Dataset records
_ _ _ _ _
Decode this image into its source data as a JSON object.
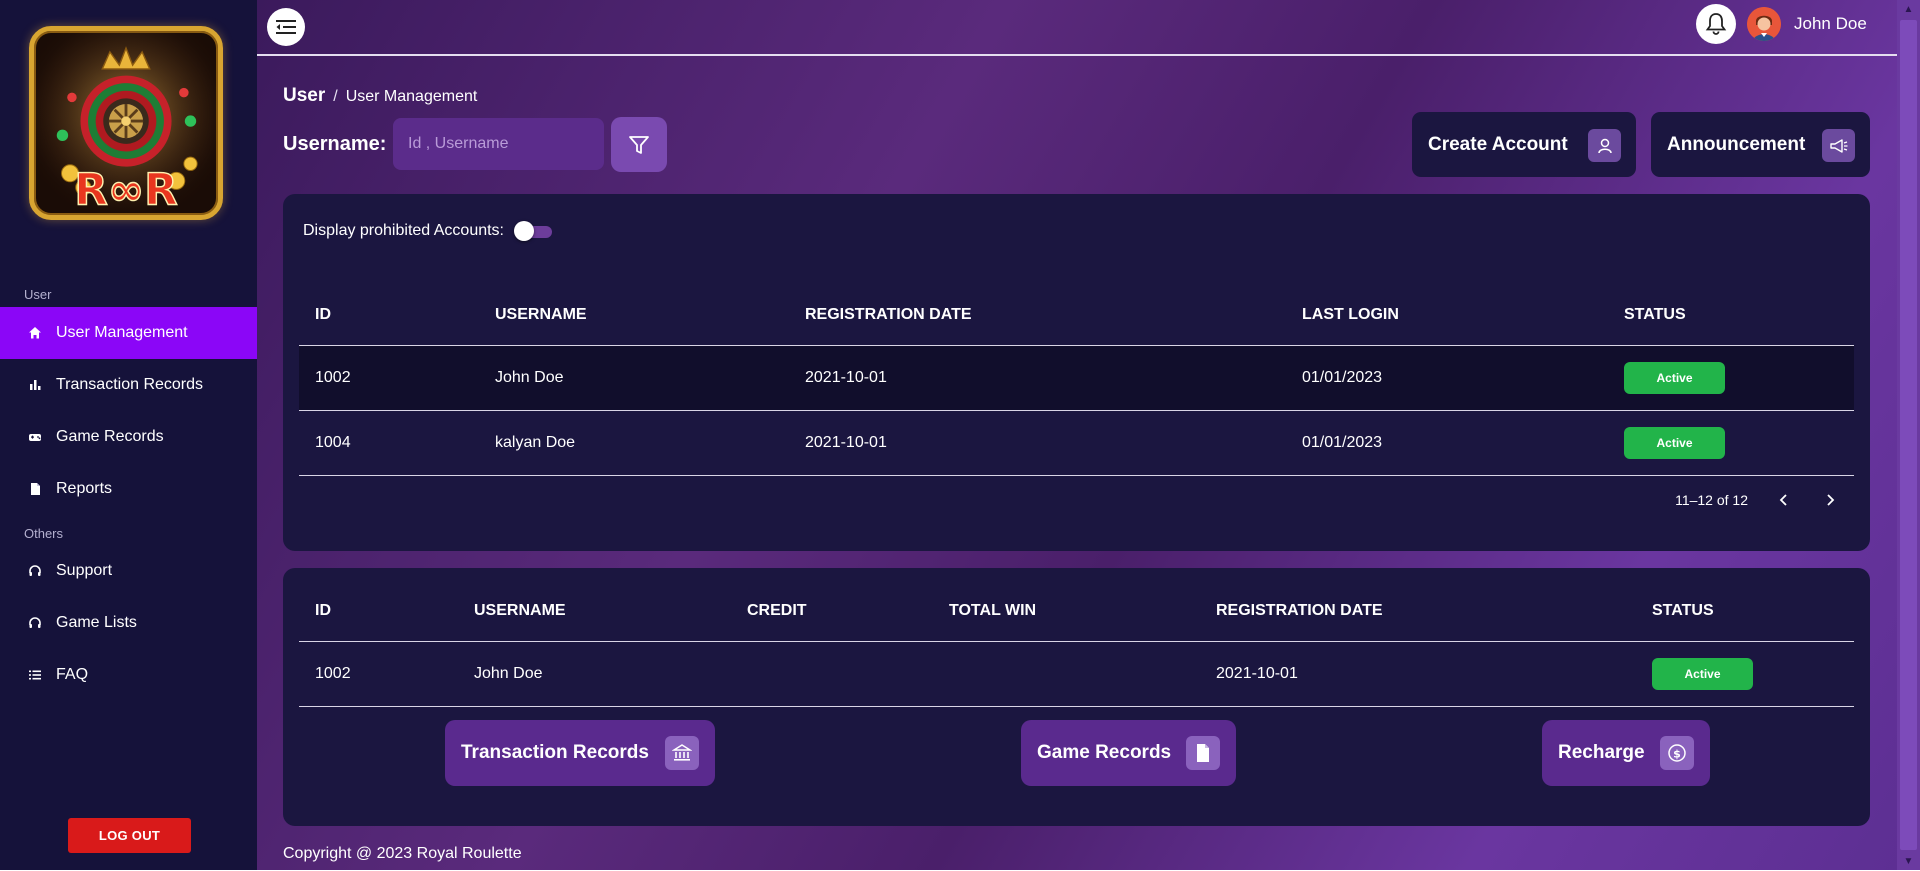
{
  "topbar": {
    "user_name": "John Doe",
    "menu_icon": "menu-collapse-icon",
    "bell_icon": "bell-icon"
  },
  "sidebar": {
    "logo_alt": "Royal Roulette",
    "sections": [
      {
        "title": "User"
      },
      {
        "title": "Others"
      }
    ],
    "items": [
      {
        "label": "User Management",
        "icon": "home-icon",
        "active": true
      },
      {
        "label": "Transaction Records",
        "icon": "bar-chart-icon"
      },
      {
        "label": "Game Records",
        "icon": "gamepad-icon"
      },
      {
        "label": "Reports",
        "icon": "document-icon"
      },
      {
        "label": "Support",
        "icon": "headset-icon"
      },
      {
        "label": "Game Lists",
        "icon": "headset-icon"
      },
      {
        "label": "FAQ",
        "icon": "list-icon"
      }
    ],
    "logout_label": "LOG OUT"
  },
  "breadcrumb": {
    "root": "User",
    "separator": "/",
    "current": "User Management"
  },
  "search": {
    "label": "Username:",
    "placeholder": "Id , Username",
    "value": ""
  },
  "header_buttons": {
    "create_account": "Create Account",
    "announcement": "Announcement"
  },
  "users_card": {
    "toggle_label": "Display prohibited Accounts:",
    "toggle_on": false,
    "columns": [
      "ID",
      "USERNAME",
      "REGISTRATION DATE",
      "LAST LOGIN",
      "STATUS"
    ],
    "rows": [
      {
        "id": "1002",
        "username": "John Doe",
        "registration_date": "2021-10-01",
        "last_login": "01/01/2023",
        "status": "Active"
      },
      {
        "id": "1004",
        "username": "kalyan Doe",
        "registration_date": "2021-10-01",
        "last_login": "01/01/2023",
        "status": "Active"
      }
    ],
    "pagination": "11–12 of 12"
  },
  "detail_card": {
    "columns": [
      "ID",
      "USERNAME",
      "CREDIT",
      "TOTAL WIN",
      "REGISTRATION DATE",
      "STATUS"
    ],
    "rows": [
      {
        "id": "1002",
        "username": "John Doe",
        "credit": "",
        "total_win": "",
        "registration_date": "2021-10-01",
        "status": "Active"
      }
    ],
    "buttons": {
      "transaction_records": "Transaction Records",
      "game_records": "Game Records",
      "recharge": "Recharge"
    }
  },
  "footer": {
    "copyright": "Copyright @ 2023 Royal Roulette"
  },
  "colors": {
    "sidebar_bg": "#15123a",
    "active_nav": "#8b06f7",
    "card_bg": "#1b1640",
    "status_active": "#22b44a",
    "logout": "#d91a1a"
  }
}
_ _ _ _ _
### [Requirements]
Go through the listing above and locate each line that holds the word "Management". Copy those lines.

### [Written answer]
        "label": "User Management",
    "current": "User Management"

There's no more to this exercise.